Data entries:
•••

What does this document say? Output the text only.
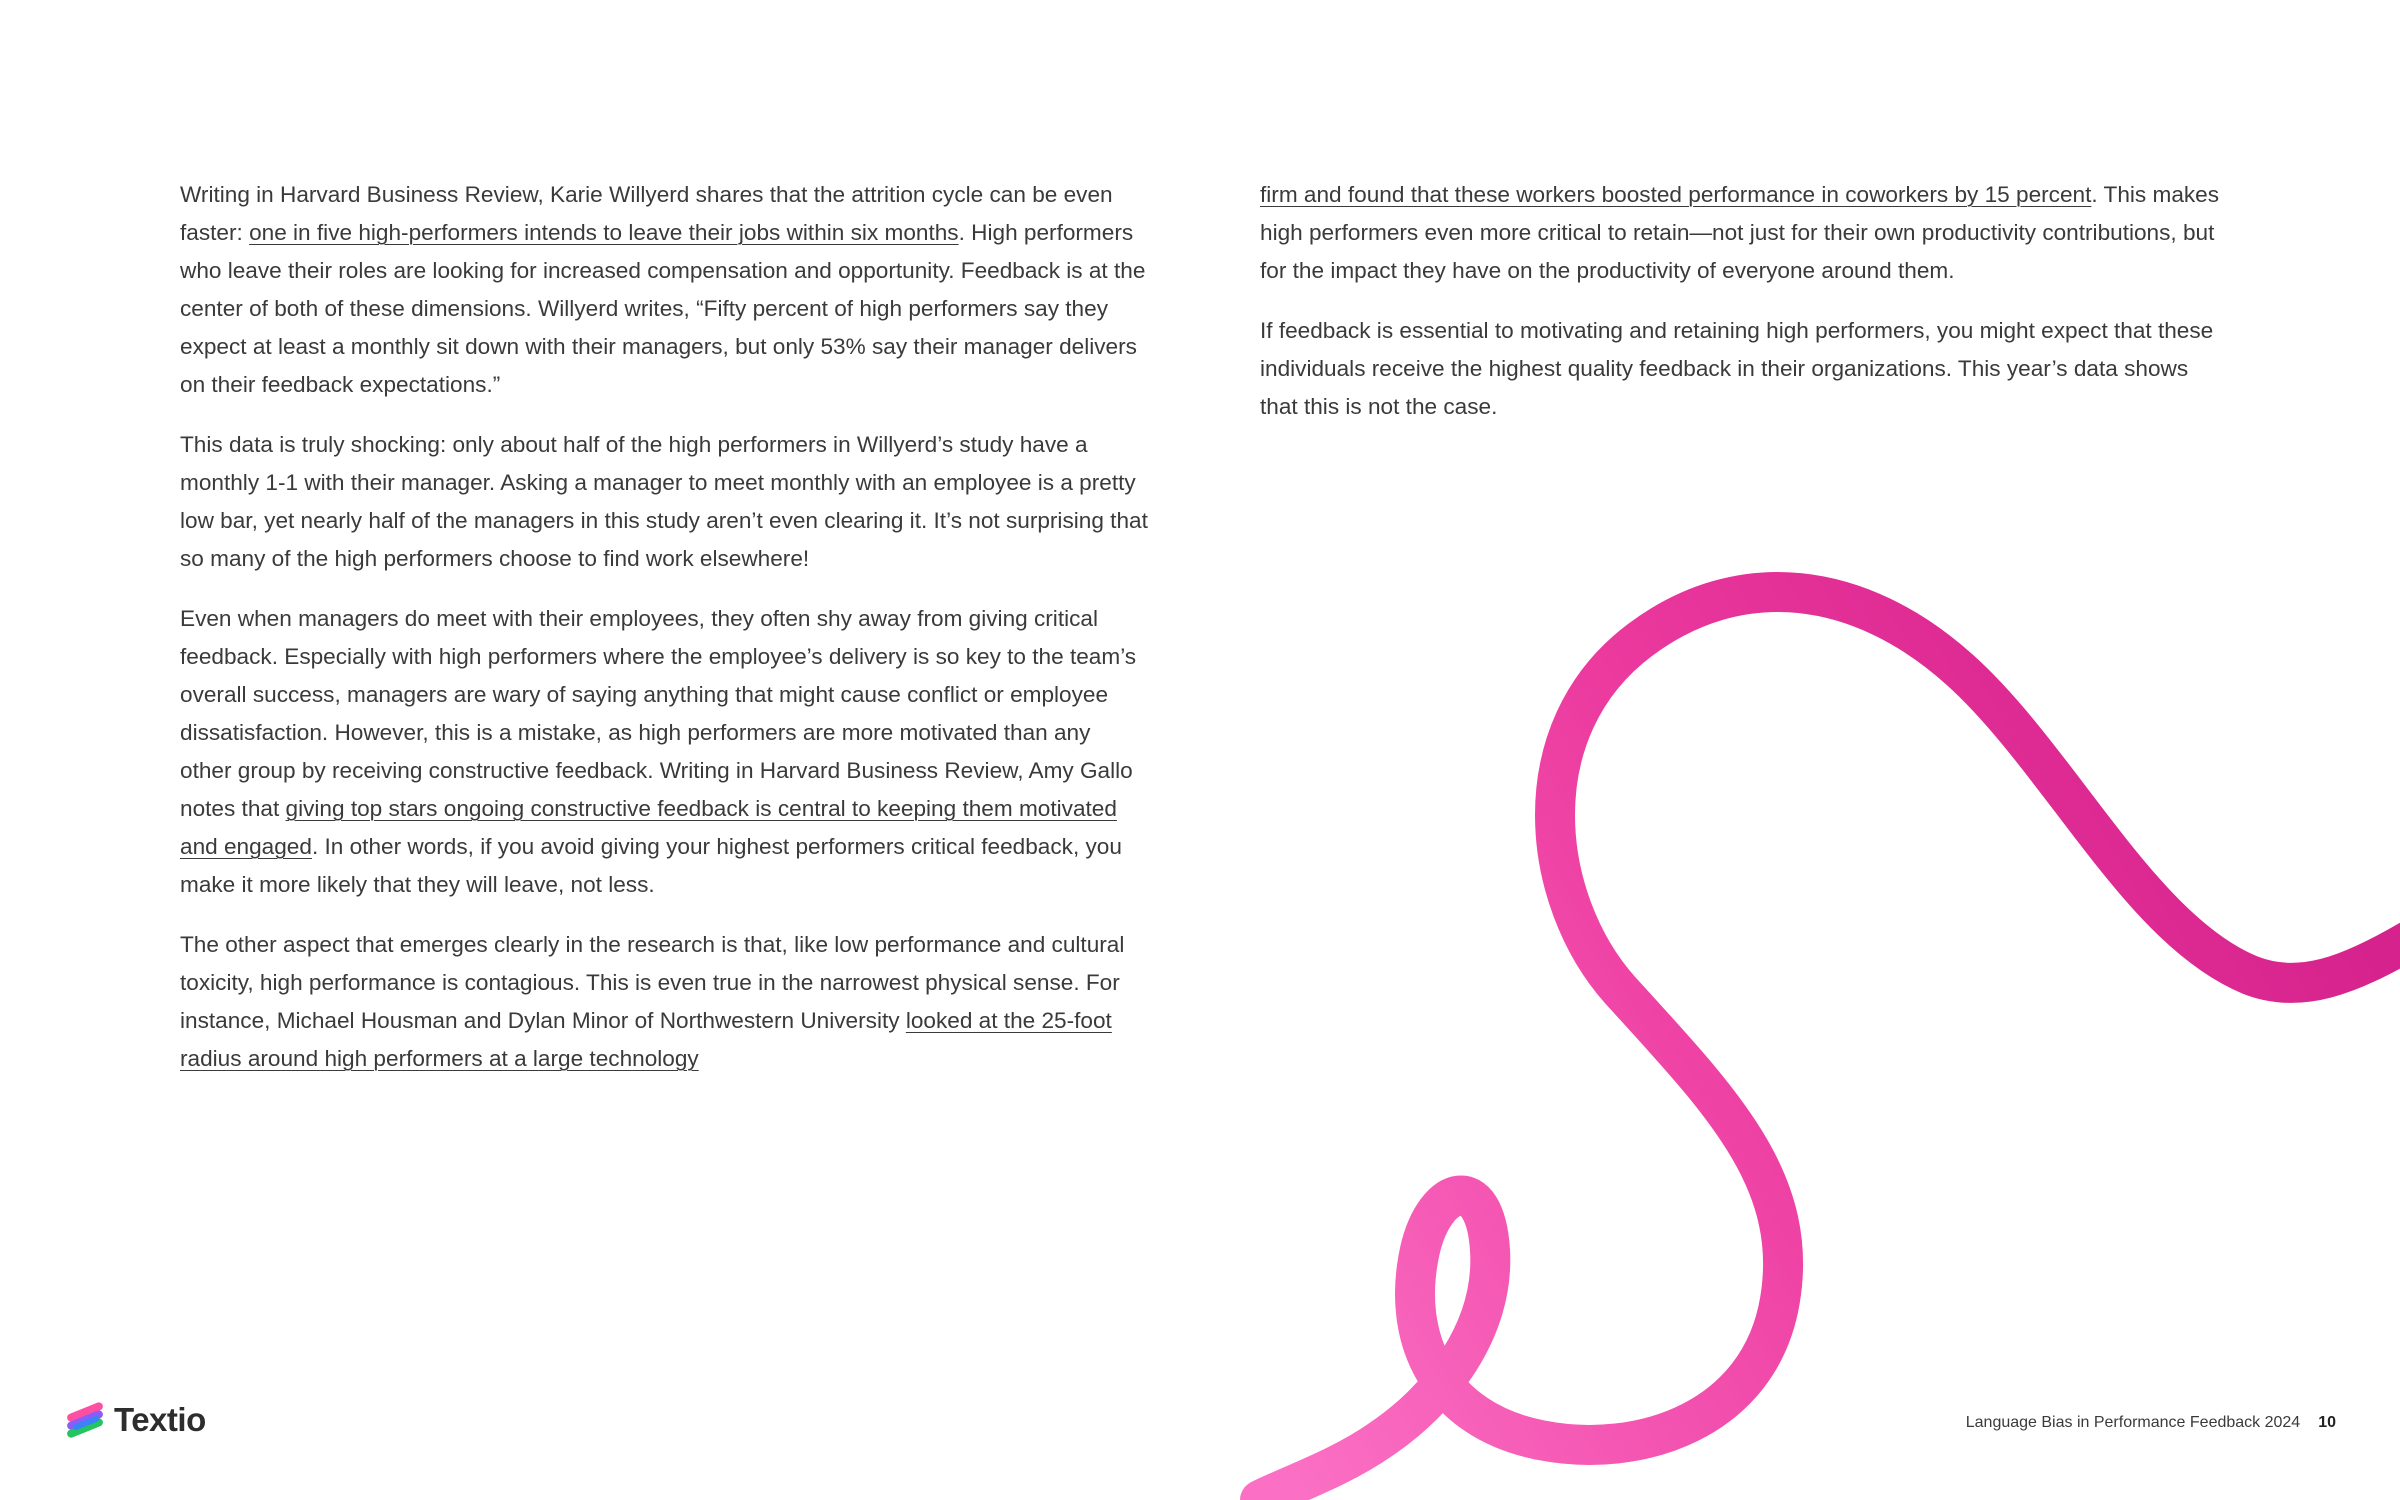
Writing in Harvard Business Review, Karie Willyerd shares that the attrition cycle can be even faster: one in five high-performers intends to leave their jobs within six months. High performers who leave their roles are looking for increased compensation and opportunity. Feedback is at the center of both of these dimensions. Willyerd writes, “Fifty percent of high performers say they expect at least a monthly sit down with their managers, but only 53% say their manager delivers on their feedback expectations.”

This data is truly shocking: only about half of the high performers in Willyerd’s study have a monthly 1-1 with their manager. Asking a manager to meet monthly with an employee is a pretty low bar, yet nearly half of the managers in this study aren’t even clearing it. It’s not surprising that so many of the high performers choose to find work elsewhere!

Even when managers do meet with their employees, they often shy away from giving critical feedback. Especially with high performers where the employee’s delivery is so key to the team’s overall success, managers are wary of saying anything that might cause conflict or employee dissatisfaction. However, this is a mistake, as high performers are more motivated than any other group by receiving constructive feedback. Writing in Harvard Business Review, Amy Gallo notes that giving top stars ongoing constructive feedback is central to keeping them motivated and engaged. In other words, if you avoid giving your highest performers critical feedback, you make it more likely that they will leave, not less.

The other aspect that emerges clearly in the research is that, like low performance and cultural toxicity, high performance is contagious. This is even true in the narrowest physical sense. For instance, Michael Housman and Dylan Minor of Northwestern University looked at the 25-foot radius around high performers at a large technology

firm and found that these workers boosted performance in coworkers by 15 percent. This makes high performers even more critical to retain—not just for their own productivity contributions, but for the impact they have on the productivity of everyone around them.

If feedback is essential to motivating and retaining high performers, you might expect that these individuals receive the highest quality feedback in their organizations. This year’s data shows that this is not the case.

Textio	Language Bias in Performance Feedback 2024 10
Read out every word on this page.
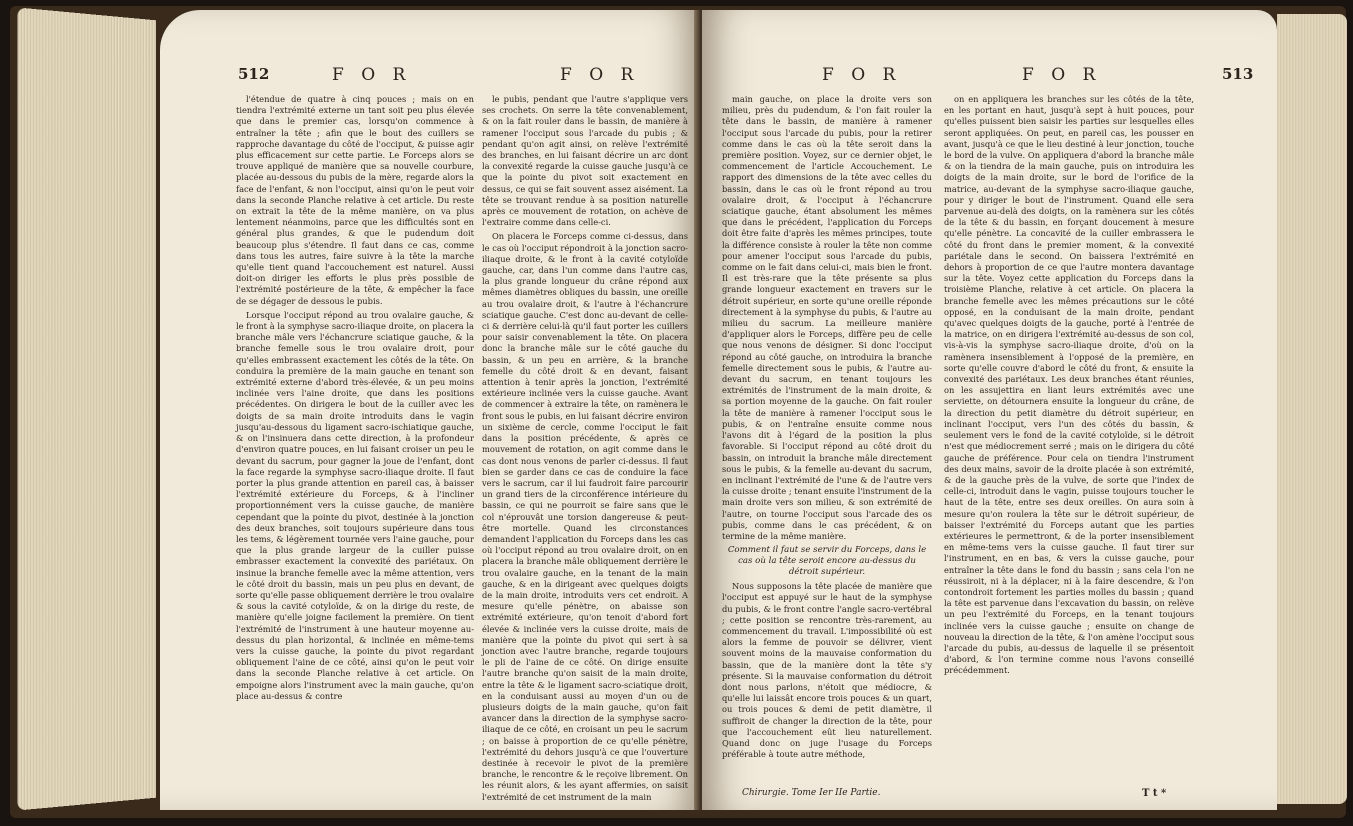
512	F O R	F O R

l'étendue de quatre à cinq pouces ; mais on en tiendra l'extrémité externe un tant soit peu plus élevée que dans le premier cas, lorsqu'on commence à entraîner la tête ; afin que le bout des cuillers se rapproche davantage du côté de l'occiput, & puisse agir plus efficacement sur cette partie. Le Forceps alors se trouve appliqué de manière que sa nouvelle courbure, placée au-dessous du pubis de la mère, regarde alors la face de l'enfant, & non l'occiput, ainsi qu'on le peut voir dans la seconde Planche relative à cet article. Du reste on extrait la tête de la même manière, on va plus lentement néanmoins, parce que les difficultés sont en général plus grandes, & que le pudendum doit beaucoup plus s'étendre. Il faut dans ce cas, comme dans tous les autres, faire suivre à la tête la marche qu'elle tient quand l'accouchement est naturel. Aussi doit-on diriger les efforts le plus près possible de l'extrémité postérieure de la tête, & empêcher la face de se dégager de dessous le pubis.

Lorsque l'occiput répond au trou ovalaire gauche, & le front à la symphyse sacro-iliaque droite, on placera la branche mâle vers l'échancrure sciatique gauche, & la branche femelle sous le trou ovalaire droit, pour qu'elles embrassent exactement les côtés de la tête. On conduira la première de la main gauche en tenant son extrémité externe d'abord très-élevée, & un peu moins inclinée vers l'aine droite, que dans les positions précédentes. On dirigera le bout de la cuiller avec les doigts de sa main droite introduits dans le vagin jusqu'au-dessous du ligament sacro-ischiatique gauche, & on l'insinuera dans cette direction, à la profondeur d'environ quatre pouces, en lui faisant croiser un peu le devant du sacrum, pour gagner la joue de l'enfant, dont la face regarde la symphyse sacro-iliaque droite. Il faut porter la plus grande attention en pareil cas, à baisser l'extrémité extérieure du Forceps, & à l'incliner proportionnément vers la cuisse gauche, de manière cependant que la pointe du pivot, destinée à la jonction des deux branches, soit toujours supérieure dans tous les tems, & légèrement tournée vers l'aine gauche, pour que la plus grande largeur de la cuiller puisse embrasser exactement la convexité des pariétaux. On insinue la branche femelle avec la même attention, vers le côté droit du bassin, mais un peu plus en devant, de sorte qu'elle passe obliquement derrière le trou ovalaire & sous la cavité cotyloïde, & on la dirige du reste, de manière qu'elle joigne facilement la première. On tient l'extrémité de l'instrument à une hauteur moyenne au-dessus du plan horizontal, & inclinée en même-tems vers la cuisse gauche, la pointe du pivot regardant obliquement l'aine de ce côté, ainsi qu'on le peut voir dans la seconde Planche relative à cet article. On empoigne alors l'instrument avec la main gauche, qu'on place au-dessus & contre

le pubis, pendant que l'autre s'applique vers ses crochets. On serre la tête convenablement, & on la fait rouler dans le bassin, de manière à ramener l'occiput sous l'arcade du pubis ; & pendant qu'on agit ainsi, on relève l'extrémité des branches, en lui faisant décrire un arc dont la convexité regarde la cuisse gauche jusqu'à ce que la pointe du pivot soit exactement en dessus, ce qui se fait souvent assez aisément. La tête se trouvant rendue à sa position naturelle après ce mouvement de rotation, on achève de l'extraire comme dans celle-ci.

On placera le Forceps comme ci-dessus, dans le cas où l'occiput répondroit à la jonction sacro-iliaque droite, & le front à la cavité cotyloïde gauche, car, dans l'un comme dans l'autre cas, la plus grande longueur du crâne répond aux mêmes diamètres obliques du bassin, une oreille au trou ovalaire droit, & l'autre à l'échancrure sciatique gauche. C'est donc au-devant de celle-ci & derrière celui-là qu'il faut porter les cuillers pour saisir convenablement la tête. On placera donc la branche mâle sur le côté gauche du bassin, & un peu en arrière, & la branche femelle du côté droit & en devant, faisant attention à tenir après la jonction, l'extrémité extérieure inclinée vers la cuisse gauche. Avant de commencer à extraire la tête, on ramènera le front sous le pubis, en lui faisant décrire environ un sixième de cercle, comme l'occiput le fait dans la position précédente, & après ce mouvement de rotation, on agit comme dans le cas dont nous venons de parler ci-dessus. Il faut bien se garder dans ce cas de conduire la face vers le sacrum, car il lui faudroit faire parcourir un grand tiers de la circonférence intérieure du bassin, ce qui ne pourroit se faire sans que le col n'éprouvât une torsion dangereuse & peut-être mortelle. Quand les circonstances demandent l'application du Forceps dans les cas où l'occiput répond au trou ovalaire droit, on en placera la branche mâle obliquement derrière le trou ovalaire gauche, en la tenant de la main gauche, & en la dirigeant avec quelques doigts de la main droite, introduits vers cet endroit. A mesure qu'elle pénètre, on abaisse son extrémité extérieure, qu'on tenoit d'abord fort élevée & inclinée vers la cuisse droite, mais de manière que la pointe du pivot qui sert à sa jonction avec l'autre branche, regarde toujours le pli de l'aine de ce côté. On dirige ensuite l'autre branche qu'on saisit de la main droite, entre la tête & le ligament sacro-sciatique droit, en la conduisant aussi au moyen d'un ou de plusieurs doigts de la main gauche, qu'on fait avancer dans la direction de la symphyse sacro-iliaque de ce côté, en croisant un peu le sacrum ; on baisse à proportion de ce qu'elle pénètre, l'extrémité du dehors jusqu'à ce que l'ouverture destinée à recevoir le pivot de la première branche, le rencontre & le reçoive librement. On les réunit alors, & les ayant affermies, on saisit l'extrémité de cet instrument de la main

F O R	F O R	513

main gauche, on place la droite vers son milieu, près du pudendum, & l'on fait rouler la tête dans le bassin, de manière à ramener l'occiput sous l'arcade du pubis, pour la retirer comme dans le cas où la tête seroit dans la première position. Voyez, sur ce dernier objet, le commencement de l'article Accouchement. Le rapport des dimensions de la tête avec celles du bassin, dans le cas où le front répond au trou ovalaire droit, & l'occiput à l'échancrure sciatique gauche, étant absolument les mêmes que dans le précédent, l'application du Forceps doit être faite d'après les mêmes principes, toute la différence consiste à rouler la tête non comme pour amener l'occiput sous l'arcade du pubis, comme on le fait dans celui-ci, mais bien le front. Il est très-rare que la tête présente sa plus grande longueur exactement en travers sur le détroit supérieur, en sorte qu'une oreille réponde directement à la symphyse du pubis, & l'autre au milieu du sacrum. La meilleure manière d'appliquer alors le Forceps, diffère peu de celle que nous venons de désigner. Si donc l'occiput répond au côté gauche, on introduira la branche femelle directement sous le pubis, & l'autre au-devant du sacrum, en tenant toujours les extrémités de l'instrument de la main droite, & sa portion moyenne de la gauche. On fait rouler la tête de manière à ramener l'occiput sous le pubis, & on l'entraîne ensuite comme nous l'avons dit à l'égard de la position la plus favorable. Si l'occiput répond au côté droit du bassin, on introduit la branche mâle directement sous le pubis, & la femelle au-devant du sacrum, en inclinant l'extrémité de l'une & de l'autre vers la cuisse droite ; tenant ensuite l'instrument de la main droite vers son milieu, & son extrémité de l'autre, on tourne l'occiput sous l'arcade des os pubis, comme dans le cas précédent, & on termine de la même manière.

Comment il faut se servir du Forceps, dans le cas où la tête seroit encore au-dessus du détroit supérieur.

Nous supposons la tête placée de manière que l'occiput est appuyé sur le haut de la symphyse du pubis, & le front contre l'angle sacro-vertébral ; cette position se rencontre très-rarement, au commencement du travail. L'impossibilité où est alors la femme de pouvoir se délivrer, vient souvent moins de la mauvaise conformation du bassin, que de la manière dont la tête s'y présente. Si la mauvaise conformation du détroit dont nous parlons, n'étoit que médiocre, & qu'elle lui laissât encore trois pouces & un quart, ou trois pouces & demi de petit diamètre, il suffiroit de changer la direction de la tête, pour que l'accouchement eût lieu naturellement. Quand donc on juge l'usage du Forceps préférable à toute autre méthode,

on en appliquera les branches sur les côtés de la tête, en les portant en haut, jusqu'à sept à huit pouces, pour qu'elles puissent bien saisir les parties sur lesquelles elles seront appliquées. On peut, en pareil cas, les pousser en avant, jusqu'à ce que le lieu destiné à leur jonction, touche le bord de la vulve. On appliquera d'abord la branche mâle & on la tiendra de la main gauche, puis on introduira les doigts de la main droite, sur le bord de l'orifice de la matrice, au-devant de la symphyse sacro-iliaque gauche, pour y diriger le bout de l'instrument. Quand elle sera parvenue au-delà des doigts, on la ramènera sur les côtés de la tête & du bassin, en forçant doucement à mesure qu'elle pénètre. La concavité de la cuiller embrassera le côté du front dans le premier moment, & la convexité pariétale dans le second. On baissera l'extrémité en dehors à proportion de ce que l'autre montera davantage sur la tête. Voyez cette application du Forceps dans la troisième Planche, relative à cet article. On placera la branche femelle avec les mêmes précautions sur le côté opposé, en la conduisant de la main droite, pendant qu'avec quelques doigts de la gauche, porté à l'entrée de la matrice, on en dirigera l'extrémité au-dessus de son col, vis-à-vis la symphyse sacro-iliaque droite, d'où on la ramènera insensiblement à l'opposé de la première, en sorte qu'elle couvre d'abord le côté du front, & ensuite la convexité des pariétaux. Les deux branches étant réunies, on les assujettira en liant leurs extrémités avec une serviette, on détournera ensuite la longueur du crâne, de la direction du petit diamètre du détroit supérieur, en inclinant l'occiput, vers l'un des côtés du bassin, & seulement vers le fond de la cavité cotyloïde, si le détroit n'est que médiocrement serré ; mais on le dirigera du côté gauche de préférence. Pour cela on tiendra l'instrument des deux mains, savoir de la droite placée à son extrémité, & de la gauche près de la vulve, de sorte que l'index de celle-ci, introduit dans le vagin, puisse toujours toucher le haut de la tête, entre ses deux oreilles. On aura soin à mesure qu'on roulera la tête sur le détroit supérieur, de baisser l'extrémité du Forceps autant que les parties extérieures le permettront, & de la porter insensiblement en même-tems vers la cuisse gauche. Il faut tirer sur l'instrument, en en bas, & vers la cuisse gauche, pour entraîner la tête dans le fond du bassin ; sans cela l'on ne réussiroit, ni à la déplacer, ni à la faire descendre, & l'on contondroit fortement les parties molles du bassin ; quand la tête est parvenue dans l'excavation du bassin, on relève un peu l'extrémité du Forceps, en la tenant toujours inclinée vers la cuisse gauche ; ensuite on change de nouveau la direction de la tête, & l'on amène l'occiput sous l'arcade du pubis, au-dessus de laquelle il se présentoit d'abord, & l'on termine comme nous l'avons conseillé précédemment.

Chirurgie. Tome Ier IIe Partie.	T t *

•••

> _Short problem_: Select every line above that contains the word "only", and copy it.

> _Solution_:
What does this document say? Output the text only.
Writing in Harvard Business Review, Karie Willyerd shares that the attrition cycle can be even faster: one in five high-performers intends to leave their jobs within six months. High performers who leave their roles are looking for increased compensation and opportunity. Feedback is at the center of both of these dimensions. Willyerd writes, “Fifty percent of high performers say they expect at least a monthly sit down with their managers, but only 53% say their manager delivers on their feedback expectations.”
This data is truly shocking: only about half of the high performers in Willyerd’s study have a monthly 1-1 with their manager. Asking a manager to meet monthly with an employee is a pretty low bar, yet nearly half of the managers in this study aren’t even clearing it. It’s not surprising that so many of the high performers choose to find work elsewhere!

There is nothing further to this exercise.